§ Do this
Set the data down again, exactly as it reads, but without the pictures.

§ Task material
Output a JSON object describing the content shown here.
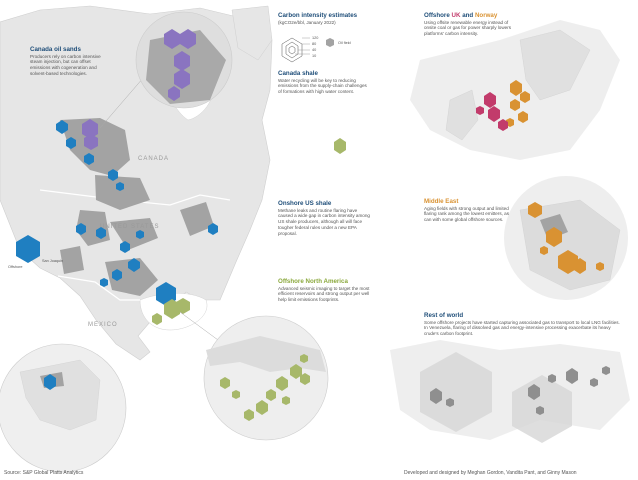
{
  "colors": {
    "oil_sands": "#8a74c0",
    "shale_blue": "#1f7fc1",
    "offshore_na": "#a7b86a",
    "uk": "#c23b6b",
    "norway": "#d99232",
    "middle_east": "#d99232",
    "rest_of_world": "#8f8f8f",
    "land": "#e9e9e9",
    "basin": "#9a9a9a"
  },
  "legend": {
    "title": "Carbon intensity estimates",
    "subtitle": "(kgCO2e/bbl, January 2022)",
    "oil_field_label": "Oil field",
    "scale_values": [
      "120",
      "80",
      "40",
      "10"
    ]
  },
  "sections": {
    "canada_oil_sands": {
      "title": "Canada oil sands",
      "body": "Producers rely on carbon intensive steam injection, but can offset emissions with cogeneration and solvent-based technologies."
    },
    "canada_shale": {
      "title": "Canada shale",
      "body": "Water recycling will be key to reducing emissions from the supply-chain challenges of formations with high water content."
    },
    "onshore_us_shale": {
      "title": "Onshore US shale",
      "body": "Methane leaks and routine flaring have caused a wide gap in carbon intensity among US shale producers, although all will face tougher federal rules under a new EPA proposal."
    },
    "offshore_north_america": {
      "title": "Offshore North America",
      "body": "Advanced seismic imaging to target the most efficient reservoirs and strong output per well help limit emissions footprints."
    },
    "offshore_uk_norway": {
      "title_prefix": "Offshore",
      "title_uk": "UK",
      "title_and": "and",
      "title_norway": "Norway",
      "body": "Using offsite renewable energy instead of onsite coal or gas for power sharply lowers platforms' carbon intensity."
    },
    "middle_east": {
      "title": "Middle East",
      "body": "Aging fields with strong output and limited flaring rank among the lowest emitters, as can with some global offshore sources."
    },
    "rest_of_world": {
      "title": "Rest of world",
      "body": "Some offshore projects have started capturing associated gas to transport to local LNG facilities. In Venezuela, flaring of dissolved gas and energy-intensive processing exacerbate its heavy crude's carbon footprint."
    }
  },
  "map_labels": {
    "canada": "CANADA",
    "united_states": "UNITED STATES",
    "mexico": "MEXICO",
    "san_joaquin": "San Joaquin",
    "offshore": "Offshore"
  },
  "footer": {
    "source": "Source: S&P Global Platts Analytics",
    "credit": "Developed and designed by Meghan Gordon, Vandita Pant, and Ginny Mason"
  }
}
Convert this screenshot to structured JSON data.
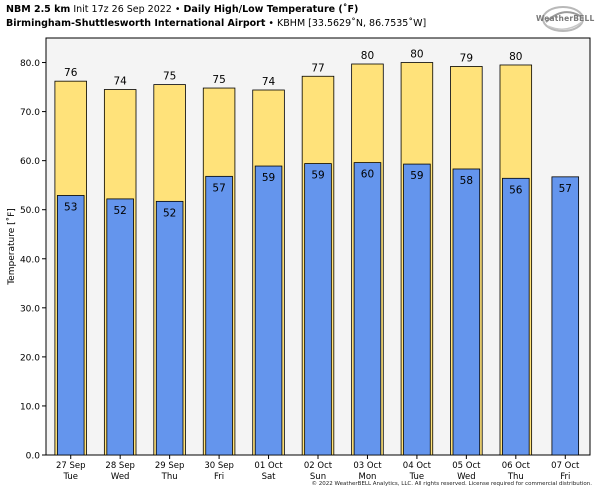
{
  "header": {
    "model": "NBM 2.5 km",
    "init": "Init 17z 26 Sep 2022",
    "sep1": "•",
    "product": "Daily High/Low Temperature (˚F)",
    "station": "Birmingham-Shuttlesworth International Airport",
    "sep2": "•",
    "station_info": "KBHM [33.5629˚N, 86.7535˚W]"
  },
  "logo": {
    "text": "WeatherBELL"
  },
  "footer": "© 2022 WeatherBELL Analytics, LLC. All rights reserved. License required for commercial distribution.",
  "colors": {
    "high": "#ffe27a",
    "low": "#6495ed",
    "plot_bg": "#f4f4f4",
    "edge": "#000000"
  },
  "chart_data": {
    "type": "bar",
    "categories": [
      "27 Sep",
      "28 Sep",
      "29 Sep",
      "30 Sep",
      "01 Oct",
      "02 Oct",
      "03 Oct",
      "04 Oct",
      "05 Oct",
      "06 Oct",
      "07 Oct"
    ],
    "weekdays": [
      "Tue",
      "Wed",
      "Thu",
      "Fri",
      "Sat",
      "Sun",
      "Mon",
      "Tue",
      "Wed",
      "Thu",
      "Fri"
    ],
    "series": [
      {
        "key": "high",
        "values": [
          76.2,
          74.5,
          75.5,
          74.8,
          74.4,
          77.2,
          79.7,
          80.0,
          79.2,
          79.5,
          null
        ],
        "labels": [
          "76",
          "74",
          "75",
          "75",
          "74",
          "77",
          "80",
          "80",
          "79",
          "80",
          ""
        ]
      },
      {
        "key": "low",
        "values": [
          52.9,
          52.2,
          51.7,
          56.8,
          58.9,
          59.4,
          59.6,
          59.3,
          58.3,
          56.4,
          56.7
        ],
        "labels": [
          "53",
          "52",
          "52",
          "57",
          "59",
          "59",
          "60",
          "59",
          "58",
          "56",
          "57"
        ]
      }
    ],
    "ylabel": "Temperature [˚F]",
    "ylim": [
      0,
      85
    ],
    "yticks": [
      0,
      10,
      20,
      30,
      40,
      50,
      60,
      70,
      80
    ],
    "ytick_labels": [
      "0.0",
      "10.0",
      "20.0",
      "30.0",
      "40.0",
      "50.0",
      "60.0",
      "70.0",
      "80.0"
    ],
    "grid": false
  }
}
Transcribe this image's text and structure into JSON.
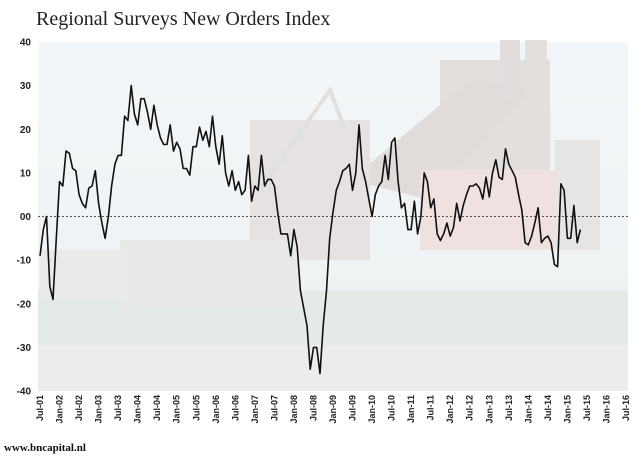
{
  "chart_data": {
    "type": "line",
    "title": "Regional Surveys New Orders Index",
    "xlabel": "",
    "ylabel": "",
    "ylim": [
      -40,
      40
    ],
    "yticks": [
      "40",
      "30",
      "20",
      "10",
      "00",
      "-10",
      "-20",
      "-30",
      "-40"
    ],
    "xticks": [
      "Jul-01",
      "Jan-02",
      "Jul-02",
      "Jan-03",
      "Jul-03",
      "Jan-04",
      "Jul-04",
      "Jan-05",
      "Jul-05",
      "Jan-06",
      "Jul-06",
      "Jan-07",
      "Jul-07",
      "Jan-08",
      "Jul-08",
      "Jan-09",
      "Jul-09",
      "Jan-10",
      "Jul-10",
      "Jan-11",
      "Jul-11",
      "Jan-12",
      "Jul-12",
      "Jan-13",
      "Jul-13",
      "Jan-14",
      "Jul-14",
      "Jan-15",
      "Jul-15",
      "Jan-16",
      "Jul-16"
    ],
    "zero_line": true,
    "grid": false,
    "series": [
      {
        "color": "#111111",
        "start": "Jul-01",
        "values": [
          -9,
          -3,
          0,
          -16,
          -19,
          -5,
          8,
          7,
          15,
          14.5,
          11,
          10.5,
          5,
          3,
          2,
          6.5,
          7,
          10.5,
          3,
          -1.5,
          -5,
          0,
          7,
          12,
          14,
          14,
          23,
          22,
          30,
          23.5,
          21,
          27,
          27,
          24,
          20,
          25.5,
          21,
          18,
          16.5,
          16.5,
          21,
          15,
          17,
          15.5,
          11,
          11,
          9.5,
          16,
          16,
          20.5,
          17.5,
          19.5,
          16,
          23,
          16,
          12,
          18.5,
          10,
          7,
          10.5,
          6,
          8,
          5,
          6,
          14,
          3.5,
          7,
          6,
          14,
          7,
          8.5,
          8.5,
          7,
          1,
          -4,
          -4,
          -4,
          -9,
          -3,
          -7,
          -17,
          -21,
          -25,
          -35,
          -30,
          -30,
          -36,
          -25,
          -17,
          -5,
          1,
          6,
          8,
          10.5,
          11,
          12,
          6,
          10,
          21,
          11,
          8,
          4,
          0,
          5,
          7,
          8,
          14,
          8.5,
          17,
          18,
          8,
          2,
          3,
          -3,
          -3,
          3.5,
          -4,
          0,
          10,
          8,
          2,
          4,
          -4,
          -5.5,
          -4,
          -1.5,
          -4.5,
          -2.5,
          3,
          -1,
          2.5,
          5,
          7,
          7,
          7.5,
          6.5,
          4,
          9,
          4.5,
          10,
          13,
          9,
          8.5,
          15.5,
          12,
          10.5,
          9,
          5,
          1.5,
          -6,
          -6.5,
          -4.5,
          -1.5,
          2,
          -6,
          -5,
          -4.5,
          -6,
          -11,
          -11.5,
          7.5,
          6,
          -5,
          -5,
          2.5,
          -6,
          -3
        ]
      }
    ]
  },
  "footer": {
    "source": "www.bncapital.nl"
  }
}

§ Finished exercise
Output a JSON object describing the content shown here.
{
  "colors": {
    "oil_sands": "#8a74c0",
    "shale_blue": "#1f7fc1",
    "offshore_na": "#a7b86a",
    "uk": "#c23b6b",
    "norway": "#d99232",
    "middle_east": "#d99232",
    "rest_of_world": "#8f8f8f",
    "land": "#e9e9e9",
    "basin": "#9a9a9a"
  },
  "legend": {
    "title": "Carbon intensity estimates",
    "subtitle": "(kgCO2e/bbl, January 2022)",
    "oil_field_label": "Oil field",
    "scale_values": [
      "120",
      "80",
      "40",
      "10"
    ]
  },
  "sections": {
    "canada_oil_sands": {
      "title": "Canada oil sands",
      "body": "Producers rely on carbon intensive steam injection, but can offset emissions with cogeneration and solvent-based technologies."
    },
    "canada_shale": {
      "title": "Canada shale",
      "body": "Water recycling will be key to reducing emissions from the supply-chain challenges of formations with high water content."
    },
    "onshore_us_shale": {
      "title": "Onshore US shale",
      "body": "Methane leaks and routine flaring have caused a wide gap in carbon intensity among US shale producers, although all will face tougher federal rules under a new EPA proposal."
    },
    "offshore_north_america": {
      "title": "Offshore North America",
      "body": "Advanced seismic imaging to target the most efficient reservoirs and strong output per well help limit emissions footprints."
    },
    "offshore_uk_norway": {
      "title_prefix": "Offshore",
      "title_uk": "UK",
      "title_and": "and",
      "title_norway": "Norway",
      "body": "Using offsite renewable energy instead of onsite coal or gas for power sharply lowers platforms' carbon intensity."
    },
    "middle_east": {
      "title": "Middle East",
      "body": "Aging fields with strong output and limited flaring rank among the lowest emitters, as can with some global offshore sources."
    },
    "rest_of_world": {
      "title": "Rest of world",
      "body": "Some offshore projects have started capturing associated gas to transport to local LNG facilities. In Venezuela, flaring of dissolved gas and energy-intensive processing exacerbate its heavy crude's carbon footprint."
    }
  },
  "map_labels": {
    "canada": "CANADA",
    "united_states": "UNITED STATES",
    "mexico": "MEXICO",
    "san_joaquin": "San Joaquin",
    "offshore": "Offshore"
  },
  "footer": {
    "source": "Source: S&P Global Platts Analytics",
    "credit": "Developed and designed by Meghan Gordon, Vandita Pant, and Ginny Mason"
  }
}
Convert this screenshot to structured JSON data.
{
  "header": {
    "model": "NBM 2.5 km",
    "init": "Init 17z 26 Sep 2022",
    "sep1": "•",
    "product": "Daily High/Low Temperature (˚F)",
    "station": "Birmingham-Shuttlesworth International Airport",
    "sep2": "•",
    "station_info": "KBHM [33.5629˚N, 86.7535˚W]"
  },
  "logo": {
    "text": "WeatherBELL"
  },
  "footer": "© 2022 WeatherBELL Analytics, LLC. All rights reserved. License required for commercial distribution.",
  "colors": {
    "high": "#ffe27a",
    "low": "#6495ed",
    "plot_bg": "#f4f4f4",
    "edge": "#000000"
  },
  "chart_data": {
    "type": "bar",
    "categories": [
      "27 Sep",
      "28 Sep",
      "29 Sep",
      "30 Sep",
      "01 Oct",
      "02 Oct",
      "03 Oct",
      "04 Oct",
      "05 Oct",
      "06 Oct",
      "07 Oct"
    ],
    "weekdays": [
      "Tue",
      "Wed",
      "Thu",
      "Fri",
      "Sat",
      "Sun",
      "Mon",
      "Tue",
      "Wed",
      "Thu",
      "Fri"
    ],
    "series": [
      {
        "key": "high",
        "values": [
          76.2,
          74.5,
          75.5,
          74.8,
          74.4,
          77.2,
          79.7,
          80.0,
          79.2,
          79.5,
          null
        ],
        "labels": [
          "76",
          "74",
          "75",
          "75",
          "74",
          "77",
          "80",
          "80",
          "79",
          "80",
          ""
        ]
      },
      {
        "key": "low",
        "values": [
          52.9,
          52.2,
          51.7,
          56.8,
          58.9,
          59.4,
          59.6,
          59.3,
          58.3,
          56.4,
          56.7
        ],
        "labels": [
          "53",
          "52",
          "52",
          "57",
          "59",
          "59",
          "60",
          "59",
          "58",
          "56",
          "57"
        ]
      }
    ],
    "ylabel": "Temperature [˚F]",
    "ylim": [
      0,
      85
    ],
    "yticks": [
      0,
      10,
      20,
      30,
      40,
      50,
      60,
      70,
      80
    ],
    "ytick_labels": [
      "0.0",
      "10.0",
      "20.0",
      "30.0",
      "40.0",
      "50.0",
      "60.0",
      "70.0",
      "80.0"
    ],
    "grid": false
  }
}
Transcribe this image's text and structure into JSON.
{
  "chart_data": {
    "type": "line",
    "title": "Regional Surveys New Orders Index",
    "xlabel": "",
    "ylabel": "",
    "ylim": [
      -40,
      40
    ],
    "yticks": [
      "40",
      "30",
      "20",
      "10",
      "00",
      "-10",
      "-20",
      "-30",
      "-40"
    ],
    "xticks": [
      "Jul-01",
      "Jan-02",
      "Jul-02",
      "Jan-03",
      "Jul-03",
      "Jan-04",
      "Jul-04",
      "Jan-05",
      "Jul-05",
      "Jan-06",
      "Jul-06",
      "Jan-07",
      "Jul-07",
      "Jan-08",
      "Jul-08",
      "Jan-09",
      "Jul-09",
      "Jan-10",
      "Jul-10",
      "Jan-11",
      "Jul-11",
      "Jan-12",
      "Jul-12",
      "Jan-13",
      "Jul-13",
      "Jan-14",
      "Jul-14",
      "Jan-15",
      "Jul-15",
      "Jan-16",
      "Jul-16"
    ],
    "zero_line": true,
    "grid": false,
    "series": [
      {
        "color": "#111111",
        "start": "Jul-01",
        "values": [
          -9,
          -3,
          0,
          -16,
          -19,
          -5,
          8,
          7,
          15,
          14.5,
          11,
          10.5,
          5,
          3,
          2,
          6.5,
          7,
          10.5,
          3,
          -1.5,
          -5,
          0,
          7,
          12,
          14,
          14,
          23,
          22,
          30,
          23.5,
          21,
          27,
          27,
          24,
          20,
          25.5,
          21,
          18,
          16.5,
          16.5,
          21,
          15,
          17,
          15.5,
          11,
          11,
          9.5,
          16,
          16,
          20.5,
          17.5,
          19.5,
          16,
          23,
          16,
          12,
          18.5,
          10,
          7,
          10.5,
          6,
          8,
          5,
          6,
          14,
          3.5,
          7,
          6,
          14,
          7,
          8.5,
          8.5,
          7,
          1,
          -4,
          -4,
          -4,
          -9,
          -3,
          -7,
          -17,
          -21,
          -25,
          -35,
          -30,
          -30,
          -36,
          -25,
          -17,
          -5,
          1,
          6,
          8,
          10.5,
          11,
          12,
          6,
          10,
          21,
          11,
          8,
          4,
          0,
          5,
          7,
          8,
          14,
          8.5,
          17,
          18,
          8,
          2,
          3,
          -3,
          -3,
          3.5,
          -4,
          0,
          10,
          8,
          2,
          4,
          -4,
          -5.5,
          -4,
          -1.5,
          -4.5,
          -2.5,
          3,
          -1,
          2.5,
          5,
          7,
          7,
          7.5,
          6.5,
          4,
          9,
          4.5,
          10,
          13,
          9,
          8.5,
          15.5,
          12,
          10.5,
          9,
          5,
          1.5,
          -6,
          -6.5,
          -4.5,
          -1.5,
          2,
          -6,
          -5,
          -4.5,
          -6,
          -11,
          -11.5,
          7.5,
          6,
          -5,
          -5,
          2.5,
          -6,
          -3
        ]
      }
    ]
  },
  "footer": {
    "source": "www.bncapital.nl"
  }
}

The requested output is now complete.